_Your objective_
The data below must be copied in full and without any change.

_Data supplied_
============================================================

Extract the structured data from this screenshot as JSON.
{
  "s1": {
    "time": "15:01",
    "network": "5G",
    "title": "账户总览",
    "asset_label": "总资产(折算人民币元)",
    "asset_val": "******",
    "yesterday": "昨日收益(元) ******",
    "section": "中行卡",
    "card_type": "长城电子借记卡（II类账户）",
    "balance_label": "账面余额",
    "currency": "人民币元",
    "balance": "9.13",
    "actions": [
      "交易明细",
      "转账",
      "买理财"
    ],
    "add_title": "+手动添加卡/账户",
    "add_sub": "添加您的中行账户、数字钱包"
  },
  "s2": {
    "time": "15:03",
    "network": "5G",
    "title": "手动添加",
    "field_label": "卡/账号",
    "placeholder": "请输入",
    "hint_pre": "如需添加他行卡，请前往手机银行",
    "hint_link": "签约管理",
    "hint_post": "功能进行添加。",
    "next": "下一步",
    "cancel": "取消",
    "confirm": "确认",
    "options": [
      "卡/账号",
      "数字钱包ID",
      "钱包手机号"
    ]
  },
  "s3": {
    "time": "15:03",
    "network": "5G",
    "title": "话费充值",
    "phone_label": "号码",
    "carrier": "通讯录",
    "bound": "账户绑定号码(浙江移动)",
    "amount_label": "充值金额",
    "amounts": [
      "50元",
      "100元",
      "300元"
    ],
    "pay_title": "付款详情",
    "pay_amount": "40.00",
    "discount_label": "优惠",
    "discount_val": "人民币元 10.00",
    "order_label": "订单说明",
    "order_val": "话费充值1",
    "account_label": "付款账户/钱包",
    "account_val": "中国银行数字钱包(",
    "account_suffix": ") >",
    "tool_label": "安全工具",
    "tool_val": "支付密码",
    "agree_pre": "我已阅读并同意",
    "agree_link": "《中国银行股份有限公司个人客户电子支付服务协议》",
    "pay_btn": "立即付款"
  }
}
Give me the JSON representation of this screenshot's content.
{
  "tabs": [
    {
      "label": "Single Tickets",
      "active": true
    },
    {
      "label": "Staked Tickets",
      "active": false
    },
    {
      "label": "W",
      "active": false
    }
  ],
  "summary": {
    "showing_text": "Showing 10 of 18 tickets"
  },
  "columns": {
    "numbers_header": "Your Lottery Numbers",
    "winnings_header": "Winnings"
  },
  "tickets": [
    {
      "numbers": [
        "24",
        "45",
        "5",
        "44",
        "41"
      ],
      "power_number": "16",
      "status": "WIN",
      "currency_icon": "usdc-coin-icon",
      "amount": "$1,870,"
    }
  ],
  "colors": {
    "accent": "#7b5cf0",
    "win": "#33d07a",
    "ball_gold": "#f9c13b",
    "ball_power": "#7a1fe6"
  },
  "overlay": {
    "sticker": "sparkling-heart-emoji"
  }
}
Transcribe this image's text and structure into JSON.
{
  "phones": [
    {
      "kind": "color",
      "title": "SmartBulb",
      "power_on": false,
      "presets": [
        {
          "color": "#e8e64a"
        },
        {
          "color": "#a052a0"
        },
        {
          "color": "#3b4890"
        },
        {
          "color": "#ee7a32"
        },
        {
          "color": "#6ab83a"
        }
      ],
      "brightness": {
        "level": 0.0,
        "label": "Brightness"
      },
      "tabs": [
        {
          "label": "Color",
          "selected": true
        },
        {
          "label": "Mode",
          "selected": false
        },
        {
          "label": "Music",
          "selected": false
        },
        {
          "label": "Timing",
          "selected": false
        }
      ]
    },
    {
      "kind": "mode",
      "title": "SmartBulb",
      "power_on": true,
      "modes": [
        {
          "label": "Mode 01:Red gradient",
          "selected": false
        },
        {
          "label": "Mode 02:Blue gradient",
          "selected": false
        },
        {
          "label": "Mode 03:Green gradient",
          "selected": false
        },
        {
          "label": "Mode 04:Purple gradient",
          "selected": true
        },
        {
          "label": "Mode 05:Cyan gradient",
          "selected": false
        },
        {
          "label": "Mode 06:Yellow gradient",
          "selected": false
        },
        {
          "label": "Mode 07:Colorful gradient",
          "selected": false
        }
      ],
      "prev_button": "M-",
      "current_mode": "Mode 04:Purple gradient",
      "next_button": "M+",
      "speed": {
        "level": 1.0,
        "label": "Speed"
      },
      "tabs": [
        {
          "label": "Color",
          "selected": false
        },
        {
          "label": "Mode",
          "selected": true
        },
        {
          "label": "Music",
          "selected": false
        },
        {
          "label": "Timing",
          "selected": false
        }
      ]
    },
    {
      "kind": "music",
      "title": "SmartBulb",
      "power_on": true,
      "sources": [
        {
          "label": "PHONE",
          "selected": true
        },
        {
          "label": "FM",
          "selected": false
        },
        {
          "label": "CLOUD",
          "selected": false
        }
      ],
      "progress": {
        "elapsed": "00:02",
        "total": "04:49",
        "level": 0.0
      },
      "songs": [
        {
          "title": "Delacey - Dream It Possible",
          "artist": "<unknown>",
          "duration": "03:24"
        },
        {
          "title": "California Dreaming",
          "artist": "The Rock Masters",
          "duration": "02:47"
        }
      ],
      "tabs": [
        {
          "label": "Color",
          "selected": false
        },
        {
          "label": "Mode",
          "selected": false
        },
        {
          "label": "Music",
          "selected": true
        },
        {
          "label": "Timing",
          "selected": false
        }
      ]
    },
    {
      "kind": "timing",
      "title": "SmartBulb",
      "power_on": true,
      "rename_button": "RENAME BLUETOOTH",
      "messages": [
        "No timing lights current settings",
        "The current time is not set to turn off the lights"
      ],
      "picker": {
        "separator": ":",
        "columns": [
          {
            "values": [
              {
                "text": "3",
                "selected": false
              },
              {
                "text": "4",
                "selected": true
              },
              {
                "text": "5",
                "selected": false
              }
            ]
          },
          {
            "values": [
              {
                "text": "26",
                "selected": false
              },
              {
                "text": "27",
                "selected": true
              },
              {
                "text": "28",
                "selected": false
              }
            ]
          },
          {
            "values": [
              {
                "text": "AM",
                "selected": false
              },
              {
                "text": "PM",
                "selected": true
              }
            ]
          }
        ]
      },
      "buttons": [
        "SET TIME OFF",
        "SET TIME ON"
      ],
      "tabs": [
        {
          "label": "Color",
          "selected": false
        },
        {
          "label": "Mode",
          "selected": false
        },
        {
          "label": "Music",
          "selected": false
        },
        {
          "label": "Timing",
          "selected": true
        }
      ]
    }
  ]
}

============================================================

_Reply to the task_
Extract the structured data from this screenshot as JSON.
{
  "s1": {
    "time": "15:01",
    "network": "5G",
    "title": "账户总览",
    "asset_label": "总资产(折算人民币元)",
    "asset_val": "******",
    "yesterday": "昨日收益(元) ******",
    "section": "中行卡",
    "card_type": "长城电子借记卡（II类账户）",
    "balance_label": "账面余额",
    "currency": "人民币元",
    "balance": "9.13",
    "actions": [
      "交易明细",
      "转账",
      "买理财"
    ],
    "add_title": "+手动添加卡/账户",
    "add_sub": "添加您的中行账户、数字钱包"
  },
  "s2": {
    "time": "15:03",
    "network": "5G",
    "title": "手动添加",
    "field_label": "卡/账号",
    "placeholder": "请输入",
    "hint_pre": "如需添加他行卡，请前往手机银行",
    "hint_link": "签约管理",
    "hint_post": "功能进行添加。",
    "next": "下一步",
    "cancel": "取消",
    "confirm": "确认",
    "options": [
      "卡/账号",
      "数字钱包ID",
      "钱包手机号"
    ]
  },
  "s3": {
    "time": "15:03",
    "network": "5G",
    "title": "话费充值",
    "phone_label": "号码",
    "carrier": "通讯录",
    "bound": "账户绑定号码(浙江移动)",
    "amount_label": "充值金额",
    "amounts": [
      "50元",
      "100元",
      "300元"
    ],
    "pay_title": "付款详情",
    "pay_amount": "40.00",
    "discount_label": "优惠",
    "discount_val": "人民币元 10.00",
    "order_label": "订单说明",
    "order_val": "话费充值1",
    "account_label": "付款账户/钱包",
    "account_val": "中国银行数字钱包(",
    "account_suffix": ") >",
    "tool_label": "安全工具",
    "tool_val": "支付密码",
    "agree_pre": "我已阅读并同意",
    "agree_link": "《中国银行股份有限公司个人客户电子支付服务协议》",
    "pay_btn": "立即付款"
  }
}
Give me the JSON representation of this screenshot's content.
{
  "tabs": [
    {
      "label": "Single Tickets",
      "active": true
    },
    {
      "label": "Staked Tickets",
      "active": false
    },
    {
      "label": "W",
      "active": false
    }
  ],
  "summary": {
    "showing_text": "Showing 10 of 18 tickets"
  },
  "columns": {
    "numbers_header": "Your Lottery Numbers",
    "winnings_header": "Winnings"
  },
  "tickets": [
    {
      "numbers": [
        "24",
        "45",
        "5",
        "44",
        "41"
      ],
      "power_number": "16",
      "status": "WIN",
      "currency_icon": "usdc-coin-icon",
      "amount": "$1,870,"
    }
  ],
  "colors": {
    "accent": "#7b5cf0",
    "win": "#33d07a",
    "ball_gold": "#f9c13b",
    "ball_power": "#7a1fe6"
  },
  "overlay": {
    "sticker": "sparkling-heart-emoji"
  }
}
Transcribe this image's text and structure into JSON.
{
  "phones": [
    {
      "kind": "color",
      "title": "SmartBulb",
      "power_on": false,
      "presets": [
        {
          "color": "#e8e64a"
        },
        {
          "color": "#a052a0"
        },
        {
          "color": "#3b4890"
        },
        {
          "color": "#ee7a32"
        },
        {
          "color": "#6ab83a"
        }
      ],
      "brightness": {
        "level": 0.0,
        "label": "Brightness"
      },
      "tabs": [
        {
          "label": "Color",
          "selected": true
        },
        {
          "label": "Mode",
          "selected": false
        },
        {
          "label": "Music",
          "selected": false
        },
        {
          "label": "Timing",
          "selected": false
        }
      ]
    },
    {
      "kind": "mode",
      "title": "SmartBulb",
      "power_on": true,
      "modes": [
        {
          "label": "Mode 01:Red gradient",
          "selected": false
        },
        {
          "label": "Mode 02:Blue gradient",
          "selected": false
        },
        {
          "label": "Mode 03:Green gradient",
          "selected": false
        },
        {
          "label": "Mode 04:Purple gradient",
          "selected": true
        },
        {
          "label": "Mode 05:Cyan gradient",
          "selected": false
        },
        {
          "label": "Mode 06:Yellow gradient",
          "selected": false
        },
        {
          "label": "Mode 07:Colorful gradient",
          "selected": false
        }
      ],
      "prev_button": "M-",
      "current_mode": "Mode 04:Purple gradient",
      "next_button": "M+",
      "speed": {
        "level": 1.0,
        "label": "Speed"
      },
      "tabs": [
        {
          "label": "Color",
          "selected": false
        },
        {
          "label": "Mode",
          "selected": true
        },
        {
          "label": "Music",
          "selected": false
        },
        {
          "label": "Timing",
          "selected": false
        }
      ]
    },
    {
      "kind": "music",
      "title": "SmartBulb",
      "power_on": true,
      "sources": [
        {
          "label": "PHONE",
          "selected": true
        },
        {
          "label": "FM",
          "selected": false
        },
        {
          "label": "CLOUD",
          "selected": false
        }
      ],
      "progress": {
        "elapsed": "00:02",
        "total": "04:49",
        "level": 0.0
      },
      "songs": [
        {
          "title": "Delacey - Dream It Possible",
          "artist": "<unknown>",
          "duration": "03:24"
        },
        {
          "title": "California Dreaming",
          "artist": "The Rock Masters",
          "duration": "02:47"
        }
      ],
      "tabs": [
        {
          "label": "Color",
          "selected": false
        },
        {
          "label": "Mode",
          "selected": false
        },
        {
          "label": "Music",
          "selected": true
        },
        {
          "label": "Timing",
          "selected": false
        }
      ]
    },
    {
      "kind": "timing",
      "title": "SmartBulb",
      "power_on": true,
      "rename_button": "RENAME BLUETOOTH",
      "messages": [
        "No timing lights current settings",
        "The current time is not set to turn off the lights"
      ],
      "picker": {
        "separator": ":",
        "columns": [
          {
            "values": [
              {
                "text": "3",
                "selected": false
              },
              {
                "text": "4",
                "selected": true
              },
              {
                "text": "5",
                "selected": false
              }
            ]
          },
          {
            "values": [
              {
                "text": "26",
                "selected": false
              },
              {
                "text": "27",
                "selected": true
              },
              {
                "text": "28",
                "selected": false
              }
            ]
          },
          {
            "values": [
              {
                "text": "AM",
                "selected": false
              },
              {
                "text": "PM",
                "selected": true
              }
            ]
          }
        ]
      },
      "buttons": [
        "SET TIME OFF",
        "SET TIME ON"
      ],
      "tabs": [
        {
          "label": "Color",
          "selected": false
        },
        {
          "label": "Mode",
          "selected": false
        },
        {
          "label": "Music",
          "selected": false
        },
        {
          "label": "Timing",
          "selected": true
        }
      ]
    }
  ]
}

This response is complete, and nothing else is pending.